[Task prompt]: Each entry should be quoted word for word, including every mark of punctuation.
=== Task data ===
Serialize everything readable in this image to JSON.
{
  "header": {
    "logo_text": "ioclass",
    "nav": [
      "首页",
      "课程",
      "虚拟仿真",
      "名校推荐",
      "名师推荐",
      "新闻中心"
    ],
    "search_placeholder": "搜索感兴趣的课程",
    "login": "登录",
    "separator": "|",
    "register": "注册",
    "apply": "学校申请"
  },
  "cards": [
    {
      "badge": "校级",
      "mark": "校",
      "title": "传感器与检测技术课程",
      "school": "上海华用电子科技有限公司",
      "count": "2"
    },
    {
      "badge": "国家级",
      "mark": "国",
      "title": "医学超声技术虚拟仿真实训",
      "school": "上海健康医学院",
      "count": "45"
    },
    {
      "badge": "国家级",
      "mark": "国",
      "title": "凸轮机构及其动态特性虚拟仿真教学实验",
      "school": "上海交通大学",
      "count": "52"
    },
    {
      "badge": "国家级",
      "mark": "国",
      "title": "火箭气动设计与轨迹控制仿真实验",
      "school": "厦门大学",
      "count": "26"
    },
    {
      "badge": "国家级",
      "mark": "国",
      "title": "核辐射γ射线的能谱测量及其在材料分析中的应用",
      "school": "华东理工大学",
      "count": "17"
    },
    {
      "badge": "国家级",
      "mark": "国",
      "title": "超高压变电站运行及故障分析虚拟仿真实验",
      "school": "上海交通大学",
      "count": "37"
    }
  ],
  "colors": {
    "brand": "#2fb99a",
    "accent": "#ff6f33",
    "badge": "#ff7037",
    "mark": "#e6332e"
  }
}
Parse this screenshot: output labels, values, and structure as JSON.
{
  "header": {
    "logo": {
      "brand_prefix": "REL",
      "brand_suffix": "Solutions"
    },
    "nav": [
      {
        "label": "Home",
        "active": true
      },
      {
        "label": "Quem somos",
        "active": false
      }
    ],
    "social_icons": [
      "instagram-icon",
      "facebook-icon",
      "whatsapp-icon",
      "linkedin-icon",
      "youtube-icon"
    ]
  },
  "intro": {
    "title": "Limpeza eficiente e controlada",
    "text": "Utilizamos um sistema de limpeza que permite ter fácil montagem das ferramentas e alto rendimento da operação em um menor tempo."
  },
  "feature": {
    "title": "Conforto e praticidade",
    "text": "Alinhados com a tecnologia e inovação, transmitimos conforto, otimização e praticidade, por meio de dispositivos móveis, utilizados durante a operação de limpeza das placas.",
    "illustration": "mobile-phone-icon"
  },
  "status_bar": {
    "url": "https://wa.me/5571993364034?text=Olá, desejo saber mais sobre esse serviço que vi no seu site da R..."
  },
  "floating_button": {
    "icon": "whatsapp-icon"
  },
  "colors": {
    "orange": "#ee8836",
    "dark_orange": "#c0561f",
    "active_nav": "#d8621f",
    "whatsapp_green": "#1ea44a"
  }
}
===
[Complete output]:
Serialize everything readable in this image to JSON.
{
  "header": {
    "logo_text": "ioclass",
    "nav": [
      "首页",
      "课程",
      "虚拟仿真",
      "名校推荐",
      "名师推荐",
      "新闻中心"
    ],
    "search_placeholder": "搜索感兴趣的课程",
    "login": "登录",
    "separator": "|",
    "register": "注册",
    "apply": "学校申请"
  },
  "cards": [
    {
      "badge": "校级",
      "mark": "校",
      "title": "传感器与检测技术课程",
      "school": "上海华用电子科技有限公司",
      "count": "2"
    },
    {
      "badge": "国家级",
      "mark": "国",
      "title": "医学超声技术虚拟仿真实训",
      "school": "上海健康医学院",
      "count": "45"
    },
    {
      "badge": "国家级",
      "mark": "国",
      "title": "凸轮机构及其动态特性虚拟仿真教学实验",
      "school": "上海交通大学",
      "count": "52"
    },
    {
      "badge": "国家级",
      "mark": "国",
      "title": "火箭气动设计与轨迹控制仿真实验",
      "school": "厦门大学",
      "count": "26"
    },
    {
      "badge": "国家级",
      "mark": "国",
      "title": "核辐射γ射线的能谱测量及其在材料分析中的应用",
      "school": "华东理工大学",
      "count": "17"
    },
    {
      "badge": "国家级",
      "mark": "国",
      "title": "超高压变电站运行及故障分析虚拟仿真实验",
      "school": "上海交通大学",
      "count": "37"
    }
  ],
  "colors": {
    "brand": "#2fb99a",
    "accent": "#ff6f33",
    "badge": "#ff7037",
    "mark": "#e6332e"
  }
}
Parse this screenshot: output labels, values, and structure as JSON.
{
  "header": {
    "logo": {
      "brand_prefix": "REL",
      "brand_suffix": "Solutions"
    },
    "nav": [
      {
        "label": "Home",
        "active": true
      },
      {
        "label": "Quem somos",
        "active": false
      }
    ],
    "social_icons": [
      "instagram-icon",
      "facebook-icon",
      "whatsapp-icon",
      "linkedin-icon",
      "youtube-icon"
    ]
  },
  "intro": {
    "title": "Limpeza eficiente e controlada",
    "text": "Utilizamos um sistema de limpeza que permite ter fácil montagem das ferramentas e alto rendimento da operação em um menor tempo."
  },
  "feature": {
    "title": "Conforto e praticidade",
    "text": "Alinhados com a tecnologia e inovação, transmitimos conforto, otimização e praticidade, por meio de dispositivos móveis, utilizados durante a operação de limpeza das placas.",
    "illustration": "mobile-phone-icon"
  },
  "status_bar": {
    "url": "https://wa.me/5571993364034?text=Olá, desejo saber mais sobre esse serviço que vi no seu site da R..."
  },
  "floating_button": {
    "icon": "whatsapp-icon"
  },
  "colors": {
    "orange": "#ee8836",
    "dark_orange": "#c0561f",
    "active_nav": "#d8621f",
    "whatsapp_green": "#1ea44a"
  }
}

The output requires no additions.